- _What the task requires_:
Write out the data again exactly, skipping every picture.

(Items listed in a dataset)
==================================================

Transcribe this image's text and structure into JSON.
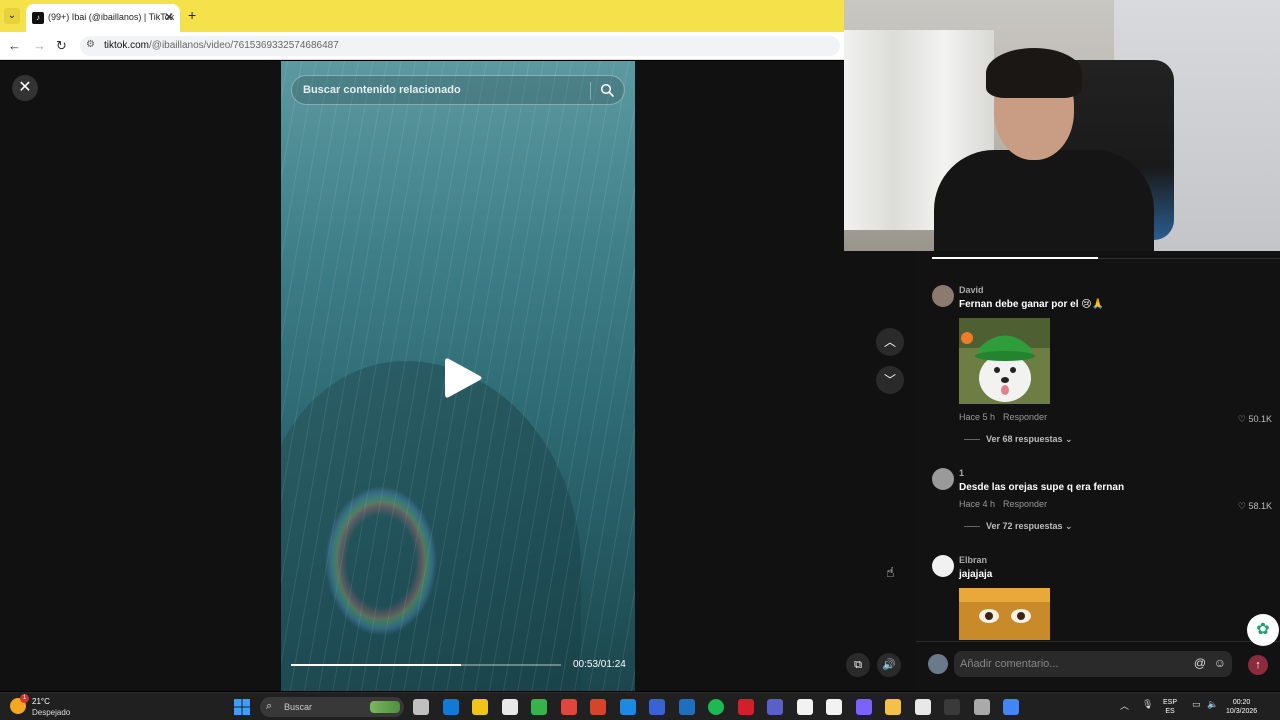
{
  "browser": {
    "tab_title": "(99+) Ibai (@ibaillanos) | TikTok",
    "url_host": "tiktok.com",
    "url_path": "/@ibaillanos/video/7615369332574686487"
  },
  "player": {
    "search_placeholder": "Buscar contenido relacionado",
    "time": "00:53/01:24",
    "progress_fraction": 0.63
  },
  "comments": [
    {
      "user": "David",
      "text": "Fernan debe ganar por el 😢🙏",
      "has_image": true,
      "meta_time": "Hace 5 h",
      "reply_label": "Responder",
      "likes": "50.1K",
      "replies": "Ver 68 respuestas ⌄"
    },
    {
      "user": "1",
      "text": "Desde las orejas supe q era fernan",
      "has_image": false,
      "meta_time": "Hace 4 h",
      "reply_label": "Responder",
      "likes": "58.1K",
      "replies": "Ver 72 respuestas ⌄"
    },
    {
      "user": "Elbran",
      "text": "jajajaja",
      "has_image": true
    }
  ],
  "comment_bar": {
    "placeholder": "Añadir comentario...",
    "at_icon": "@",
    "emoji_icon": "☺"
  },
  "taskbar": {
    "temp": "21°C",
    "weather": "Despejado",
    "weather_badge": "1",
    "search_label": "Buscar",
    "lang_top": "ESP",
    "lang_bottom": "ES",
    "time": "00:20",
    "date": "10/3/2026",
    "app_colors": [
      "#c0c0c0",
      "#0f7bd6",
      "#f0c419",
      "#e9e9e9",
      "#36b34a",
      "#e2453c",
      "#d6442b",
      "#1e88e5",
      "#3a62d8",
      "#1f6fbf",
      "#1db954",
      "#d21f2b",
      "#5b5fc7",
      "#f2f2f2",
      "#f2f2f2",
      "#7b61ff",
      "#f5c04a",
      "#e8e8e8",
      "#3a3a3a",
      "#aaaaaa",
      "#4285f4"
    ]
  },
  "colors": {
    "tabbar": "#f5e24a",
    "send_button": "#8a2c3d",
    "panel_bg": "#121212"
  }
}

==================================================

- _Answer to the exercise_:
Transcribe this image's text and structure into JSON.
{
  "browser": {
    "tab_title": "(99+) Ibai (@ibaillanos) | TikTok",
    "url_host": "tiktok.com",
    "url_path": "/@ibaillanos/video/7615369332574686487"
  },
  "player": {
    "search_placeholder": "Buscar contenido relacionado",
    "time": "00:53/01:24",
    "progress_fraction": 0.63
  },
  "comments": [
    {
      "user": "David",
      "text": "Fernan debe ganar por el 😢🙏",
      "has_image": true,
      "meta_time": "Hace 5 h",
      "reply_label": "Responder",
      "likes": "50.1K",
      "replies": "Ver 68 respuestas ⌄"
    },
    {
      "user": "1",
      "text": "Desde las orejas supe q era fernan",
      "has_image": false,
      "meta_time": "Hace 4 h",
      "reply_label": "Responder",
      "likes": "58.1K",
      "replies": "Ver 72 respuestas ⌄"
    },
    {
      "user": "Elbran",
      "text": "jajajaja",
      "has_image": true
    }
  ],
  "comment_bar": {
    "placeholder": "Añadir comentario...",
    "at_icon": "@",
    "emoji_icon": "☺"
  },
  "taskbar": {
    "temp": "21°C",
    "weather": "Despejado",
    "weather_badge": "1",
    "search_label": "Buscar",
    "lang_top": "ESP",
    "lang_bottom": "ES",
    "time": "00:20",
    "date": "10/3/2026",
    "app_colors": [
      "#c0c0c0",
      "#0f7bd6",
      "#f0c419",
      "#e9e9e9",
      "#36b34a",
      "#e2453c",
      "#d6442b",
      "#1e88e5",
      "#3a62d8",
      "#1f6fbf",
      "#1db954",
      "#d21f2b",
      "#5b5fc7",
      "#f2f2f2",
      "#f2f2f2",
      "#7b61ff",
      "#f5c04a",
      "#e8e8e8",
      "#3a3a3a",
      "#aaaaaa",
      "#4285f4"
    ]
  },
  "colors": {
    "tabbar": "#f5e24a",
    "send_button": "#8a2c3d",
    "panel_bg": "#121212"
  }
}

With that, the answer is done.